"""

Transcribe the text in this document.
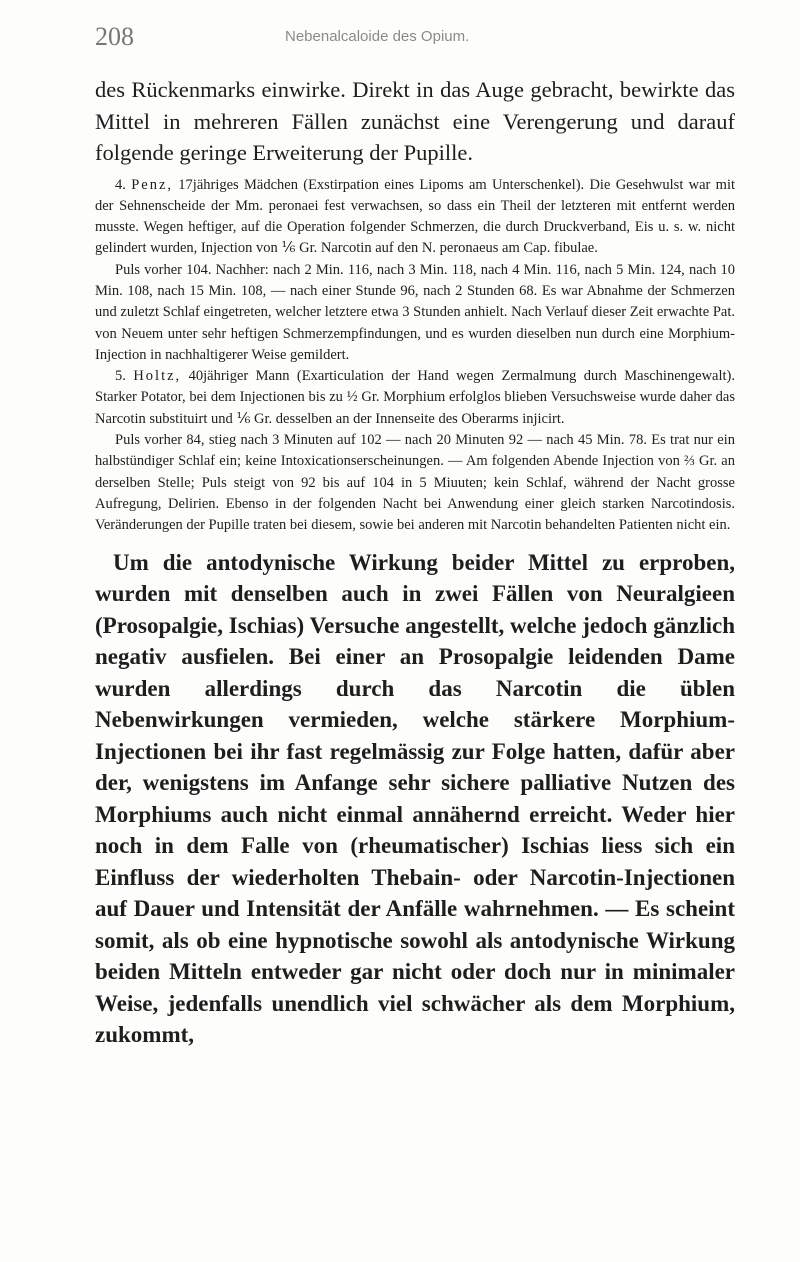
208	Nebenalcaloide des Opium.

des Rückenmarks einwirke. Direkt in das Auge gebracht, bewirkte das Mittel in mehreren Fällen zunächst eine Verengerung und darauf folgende geringe Erweiterung der Pupille.

4. Penz, 17jähriges Mädchen (Exstirpation eines Lipoms am Unterschenkel). Die Gesehwulst war mit der Sehnenscheide der Mm. peronaei fest verwachsen, so dass ein Theil der letzteren mit entfernt werden musste. Wegen heftiger, auf die Operation folgender Schmerzen, die durch Druckverband, Eis u. s. w. nicht gelindert wurden, Injection von ⅙ Gr. Narcotin auf den N. peronaeus am Cap. fibulae.

Puls vorher 104. Nachher: nach 2 Min. 116, nach 3 Min. 118, nach 4 Min. 116, nach 5 Min. 124, nach 10 Min. 108, nach 15 Min. 108, — nach einer Stunde 96, nach 2 Stunden 68. Es war Abnahme der Schmerzen und zuletzt Schlaf eingetreten, welcher letztere etwa 3 Stunden anhielt. Nach Verlauf dieser Zeit erwachte Pat. von Neuem unter sehr heftigen Schmerzempfindungen, und es wurden dieselben nun durch eine Morphium-Injection in nachhaltigerer Weise gemildert.

5. Holtz, 40jähriger Mann (Exarticulation der Hand wegen Zermalmung durch Maschinengewalt). Starker Potator, bei dem Injectionen bis zu ½ Gr. Morphium erfolglos blieben Versuchsweise wurde daher das Narcotin substituirt und ⅙ Gr. desselben an der Innenseite des Oberarms injicirt.

Puls vorher 84, stieg nach 3 Minuten auf 102 — nach 20 Minuten 92 — nach 45 Min. 78. Es trat nur ein halbstündiger Schlaf ein; keine Intoxicationserscheinungen. — Am folgenden Abende Injection von ⅔ Gr. an derselben Stelle; Puls steigt von 92 bis auf 104 in 5 Miuuten; kein Schlaf, während der Nacht grosse Aufregung, Delirien. Ebenso in der folgenden Nacht bei Anwendung einer gleich starken Narcotindosis. Veränderungen der Pupille traten bei diesem, sowie bei anderen mit Narcotin behandelten Patienten nicht ein.

Um die antodynische Wirkung beider Mittel zu erproben, wurden mit denselben auch in zwei Fällen von Neuralgieen (Prosopalgie, Ischias) Versuche angestellt, welche jedoch gänzlich negativ ausfielen. Bei einer an Prosopalgie leidenden Dame wurden allerdings durch das Narcotin die üblen Nebenwirkungen vermieden, welche stärkere Morphium-Injectionen bei ihr fast regelmässig zur Folge hatten, dafür aber der, wenigstens im Anfange sehr sichere palliative Nutzen des Morphiums auch nicht einmal annähernd erreicht. Weder hier noch in dem Falle von (rheumatischer) Ischias liess sich ein Einfluss der wiederholten Thebain- oder Narcotin-Injectionen auf Dauer und Intensität der Anfälle wahrnehmen. — Es scheint somit, als ob eine hypnotische sowohl als antodynische Wirkung beiden Mitteln entweder gar nicht oder doch nur in minimaler Weise, jedenfalls unendlich viel schwächer als dem Morphium, zukommt,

"""

= INSTRUCTION =
Copy out every line in the entries above that holds "Puls".

= OUTPUT FOR THIS EXERCISE =
Puls vorher 104. Nachher: nach 2 Min. 116, nach 3 Min. 118, nach 4 Min. 116, nach 5 Min. 124, nach 10 Min. 108, nach 15 Min. 108, — nach einer Stunde 96, nach 2 Stunden 68. Es war Abnahme der Schmerzen und zuletzt Schlaf eingetreten, welcher letztere etwa 3 Stunden anhielt. Nach Verlauf dieser Zeit erwachte Pat. von Neuem unter sehr heftigen Schmerzempfindungen, und es wurden dieselben nun durch eine Morphium-Injection in nachhaltigerer Weise gemildert.
Puls vorher 84, stieg nach 3 Minuten auf 102 — nach 20 Minuten 92 — nach 45 Min. 78. Es trat nur ein halbstündiger Schlaf ein; keine Intoxicationserscheinungen. — Am folgenden Abende Injection von ⅔ Gr. an derselben Stelle; Puls steigt von 92 bis auf 104 in 5 Miuuten; kein Schlaf, während der Nacht grosse Aufregung, Delirien. Ebenso in der folgenden Nacht bei Anwendung einer gleich starken Narcotindosis. Veränderungen der Pupille traten bei diesem, sowie bei anderen mit Narcotin behandelten Patienten nicht ein.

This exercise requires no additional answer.